◆ What you should do
Please copy word for word the lines of the records starting with the line that contains "table-row[interactable]: @Baa )bestel" and going on through the line that contains "row-checkbox[interactable] bbox=[217, 361, 235, 373]", including both of those lines and nothing else.

◆ Data supplied
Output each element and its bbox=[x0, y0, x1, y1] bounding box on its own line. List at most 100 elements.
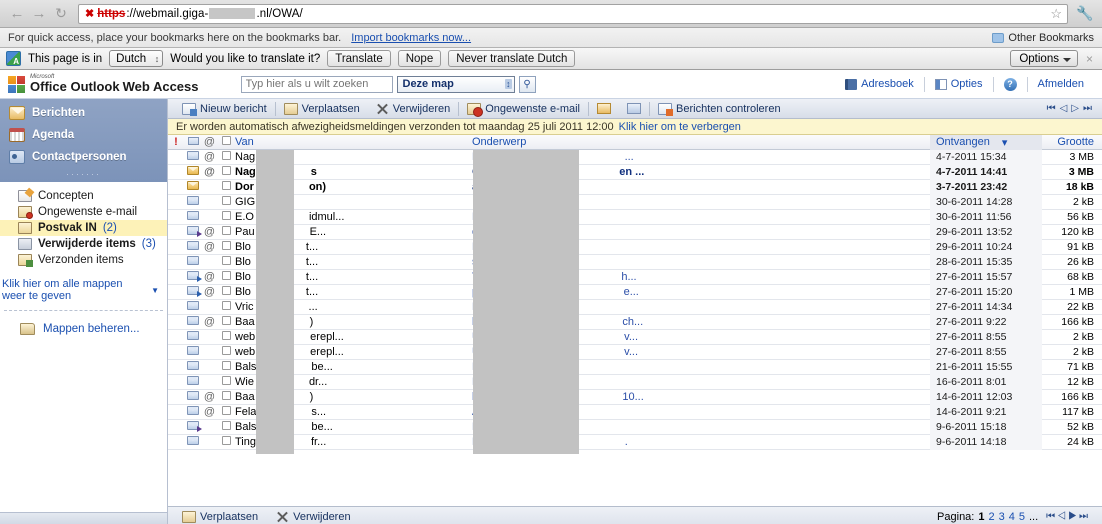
table-row[interactable]: @Baa )bestel 10...14-6-2011 12:03166 kB bbox=[168, 389, 1102, 405]
row-envelope[interactable] bbox=[184, 151, 202, 163]
row-envelope[interactable] bbox=[184, 421, 202, 433]
row-checkbox[interactable] bbox=[217, 271, 235, 283]
row-checkbox[interactable] bbox=[217, 166, 235, 178]
table-row[interactable]: web erepl...Uw aa v...27-6-2011 8:552 kB bbox=[168, 329, 1102, 345]
show-all-folders-link[interactable]: Klik hier om alle mappen weer te geven ▼ bbox=[0, 268, 167, 306]
row-checkbox[interactable] bbox=[217, 331, 235, 343]
row-checkbox[interactable] bbox=[217, 256, 235, 268]
table-row[interactable]: @NagFW: O ...4-7-2011 15:343 MB bbox=[168, 150, 1102, 165]
row-envelope[interactable] bbox=[184, 331, 202, 343]
folder-concepten[interactable]: Concepten bbox=[0, 188, 167, 204]
other-bookmarks-button[interactable]: Other Bookmarks bbox=[992, 32, 1094, 44]
page-4[interactable]: 4 bbox=[1009, 511, 1015, 523]
table-row[interactable]: E.O idmul...Regist30-6-2011 11:5656 kB bbox=[168, 209, 1102, 225]
row-checkbox[interactable] bbox=[217, 196, 235, 208]
folder-verwijderde-items[interactable]: Verwijderde items (3) bbox=[0, 236, 167, 252]
folder-postvak-in[interactable]: Postvak IN (2) bbox=[0, 220, 167, 236]
wrench-menu-icon[interactable]: 🔧 bbox=[1074, 5, 1096, 22]
column-envelope[interactable] bbox=[184, 136, 202, 148]
row-checkbox[interactable] bbox=[217, 391, 235, 403]
manage-folders-link[interactable]: Mappen beheren... bbox=[0, 311, 167, 335]
table-row[interactable]: Bals be...RE: El21-6-2011 15:5571 kB bbox=[168, 359, 1102, 375]
pager-arrows[interactable]: ⏮◁▶⏭ bbox=[1046, 511, 1090, 522]
page-2[interactable]: 2 bbox=[988, 511, 994, 523]
row-envelope[interactable] bbox=[184, 391, 202, 403]
nope-button[interactable]: Nope bbox=[397, 50, 442, 67]
import-bookmarks-link[interactable]: Import bookmarks now... bbox=[351, 32, 471, 44]
table-row[interactable]: Bals be...RE: El9-6-2011 15:1852 kB bbox=[168, 419, 1102, 435]
row-checkbox[interactable] bbox=[217, 361, 235, 373]
row-envelope[interactable] bbox=[184, 406, 202, 418]
footer-move-button[interactable]: Verplaatsen bbox=[174, 508, 266, 524]
table-row[interactable]: Dor on)afwe3-7-2011 23:4218 kB bbox=[168, 179, 1102, 195]
row-envelope[interactable] bbox=[184, 181, 202, 193]
folder-ongewenste-email[interactable]: Ongewenste e-mail bbox=[0, 204, 167, 220]
nav-module-berichten[interactable]: Berichten bbox=[0, 102, 167, 124]
row-checkbox[interactable] bbox=[217, 181, 235, 193]
table-row[interactable]: GIGInlogg30-6-2011 14:282 kB bbox=[168, 194, 1102, 210]
junk-mail-button[interactable]: Ongewenste e-mail bbox=[459, 100, 588, 118]
row-envelope[interactable] bbox=[184, 256, 202, 268]
row-checkbox[interactable] bbox=[217, 346, 235, 358]
row-envelope[interactable] bbox=[184, 316, 202, 328]
next-page-icon[interactable]: ▷ bbox=[1071, 103, 1079, 114]
row-envelope[interactable] bbox=[184, 271, 202, 283]
translate-language-select[interactable]: Dutch bbox=[109, 50, 164, 67]
row-checkbox[interactable] bbox=[217, 376, 235, 388]
table-row[interactable]: Vric ...RE: N27-6-2011 14:3422 kB bbox=[168, 299, 1102, 315]
table-row[interactable]: @Blo t...FW: O29-6-2011 10:2491 kB bbox=[168, 239, 1102, 255]
close-icon[interactable]: × bbox=[1086, 52, 1096, 66]
notice-hide-link[interactable]: Klik hier om te verbergen bbox=[619, 121, 741, 133]
row-envelope[interactable] bbox=[184, 226, 202, 238]
row-checkbox[interactable] bbox=[217, 241, 235, 253]
row-checkbox[interactable] bbox=[217, 211, 235, 223]
options-link[interactable]: Opties bbox=[925, 78, 993, 90]
row-checkbox[interactable] bbox=[217, 151, 235, 163]
nav-module-agenda[interactable]: Agenda bbox=[0, 124, 167, 146]
bookmark-star-icon[interactable]: ☆ bbox=[1050, 6, 1062, 22]
help-link[interactable]: ? bbox=[994, 77, 1027, 91]
column-subject[interactable]: Onderwerp bbox=[472, 136, 930, 148]
page-3[interactable]: 3 bbox=[999, 511, 1005, 523]
signout-link[interactable]: Afmelden bbox=[1028, 78, 1094, 90]
column-from[interactable]: Van bbox=[235, 136, 472, 148]
prev-page-icon[interactable]: ◁ bbox=[1057, 511, 1068, 522]
row-envelope[interactable] bbox=[184, 196, 202, 208]
column-attachment[interactable]: @ bbox=[202, 136, 217, 148]
row-envelope[interactable] bbox=[184, 286, 202, 298]
reload-icon[interactable]: ↻ bbox=[50, 4, 72, 24]
page-5[interactable]: 5 bbox=[1019, 511, 1025, 523]
forward-arrow-icon[interactable]: → bbox=[28, 4, 50, 24]
row-checkbox[interactable] bbox=[217, 226, 235, 238]
folder-verzonden-items[interactable]: Verzonden items bbox=[0, 252, 167, 268]
table-row[interactable]: Blo t...sleute28-6-2011 15:3526 kB bbox=[168, 254, 1102, 270]
table-row[interactable]: @Blo t...Trend h...27-6-2011 15:5768 kB bbox=[168, 269, 1102, 285]
column-size[interactable]: Grootte bbox=[1042, 136, 1102, 148]
mark-read-button[interactable] bbox=[589, 100, 619, 118]
move-button[interactable]: Verplaatsen bbox=[276, 100, 368, 118]
row-envelope[interactable] bbox=[184, 361, 202, 373]
last-page-icon[interactable]: ⏭ bbox=[1083, 103, 1092, 114]
row-envelope[interactable] bbox=[184, 376, 202, 388]
table-row[interactable]: @Pau E...overzi29-6-2011 13:52120 kB bbox=[168, 224, 1102, 240]
resize-grip[interactable]: ······· bbox=[0, 168, 167, 182]
prev-page-icon[interactable]: ◁ bbox=[1060, 103, 1068, 114]
row-envelope[interactable] bbox=[184, 211, 202, 223]
message-rows[interactable]: @NagFW: O ...4-7-2011 15:343 MB@Nag sOff… bbox=[168, 150, 1102, 506]
search-scope-select[interactable]: Deze map bbox=[396, 75, 515, 93]
table-row[interactable]: @Blo t...proble e...27-6-2011 15:201 MB bbox=[168, 284, 1102, 300]
check-messages-button[interactable]: Berichten controleren bbox=[650, 100, 789, 118]
column-flag[interactable]: ! bbox=[168, 136, 184, 148]
translate-options-button[interactable]: Options bbox=[1010, 50, 1078, 67]
row-checkbox[interactable] bbox=[217, 316, 235, 328]
never-translate-button[interactable]: Never translate Dutch bbox=[448, 50, 576, 67]
back-arrow-icon[interactable]: ← bbox=[6, 4, 28, 24]
new-message-button[interactable]: Nieuw bericht bbox=[174, 100, 275, 118]
next-page-icon[interactable]: ▶ bbox=[1068, 511, 1079, 522]
row-envelope[interactable] bbox=[184, 241, 202, 253]
mark-unread-button[interactable] bbox=[619, 100, 649, 118]
table-row[interactable]: @Fela s...Afspra14-6-2011 9:21117 kB bbox=[168, 404, 1102, 420]
row-checkbox[interactable] bbox=[217, 421, 235, 433]
search-icon[interactable]: ⚲ bbox=[518, 75, 536, 93]
delete-button[interactable]: Verwijderen bbox=[368, 100, 458, 118]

◆ Reply to the task
table-row[interactable]: @Baa )bestel 10...14-6-2011 12:03166 kB bbox=[168, 389, 1102, 405]
row-envelope[interactable] bbox=[184, 151, 202, 163]
row-envelope[interactable] bbox=[184, 421, 202, 433]
row-checkbox[interactable] bbox=[217, 271, 235, 283]
row-checkbox[interactable] bbox=[217, 166, 235, 178]
table-row[interactable]: web erepl...Uw aa v...27-6-2011 8:552 kB bbox=[168, 329, 1102, 345]
show-all-folders-link[interactable]: Klik hier om alle mappen weer te geven ▼ bbox=[0, 268, 167, 306]
row-checkbox[interactable] bbox=[217, 331, 235, 343]
row-checkbox[interactable] bbox=[217, 256, 235, 268]
table-row[interactable]: @NagFW: O ...4-7-2011 15:343 MB bbox=[168, 150, 1102, 165]
row-envelope[interactable] bbox=[184, 331, 202, 343]
folder-concepten[interactable]: Concepten bbox=[0, 188, 167, 204]
other-bookmarks-button[interactable]: Other Bookmarks bbox=[992, 32, 1094, 44]
page-4[interactable]: 4 bbox=[1009, 511, 1015, 523]
table-row[interactable]: E.O idmul...Regist30-6-2011 11:5656 kB bbox=[168, 209, 1102, 225]
row-checkbox[interactable] bbox=[217, 196, 235, 208]
folder-verwijderde-items[interactable]: Verwijderde items (3) bbox=[0, 236, 167, 252]
folder-postvak-in[interactable]: Postvak IN (2) bbox=[0, 220, 167, 236]
wrench-menu-icon[interactable]: 🔧 bbox=[1074, 5, 1096, 22]
column-envelope[interactable] bbox=[184, 136, 202, 148]
row-checkbox[interactable] bbox=[217, 391, 235, 403]
manage-folders-link[interactable]: Mappen beheren... bbox=[0, 311, 167, 335]
table-row[interactable]: Bals be...RE: El21-6-2011 15:5571 kB bbox=[168, 359, 1102, 375]
pager-arrows[interactable]: ⏮◁▶⏭ bbox=[1046, 511, 1090, 522]
page-2[interactable]: 2 bbox=[988, 511, 994, 523]
row-envelope[interactable] bbox=[184, 391, 202, 403]
nope-button[interactable]: Nope bbox=[397, 50, 442, 67]
import-bookmarks-link[interactable]: Import bookmarks now... bbox=[351, 32, 471, 44]
table-row[interactable]: Bals be...RE: El9-6-2011 15:1852 kB bbox=[168, 419, 1102, 435]
row-checkbox[interactable] bbox=[217, 361, 235, 373]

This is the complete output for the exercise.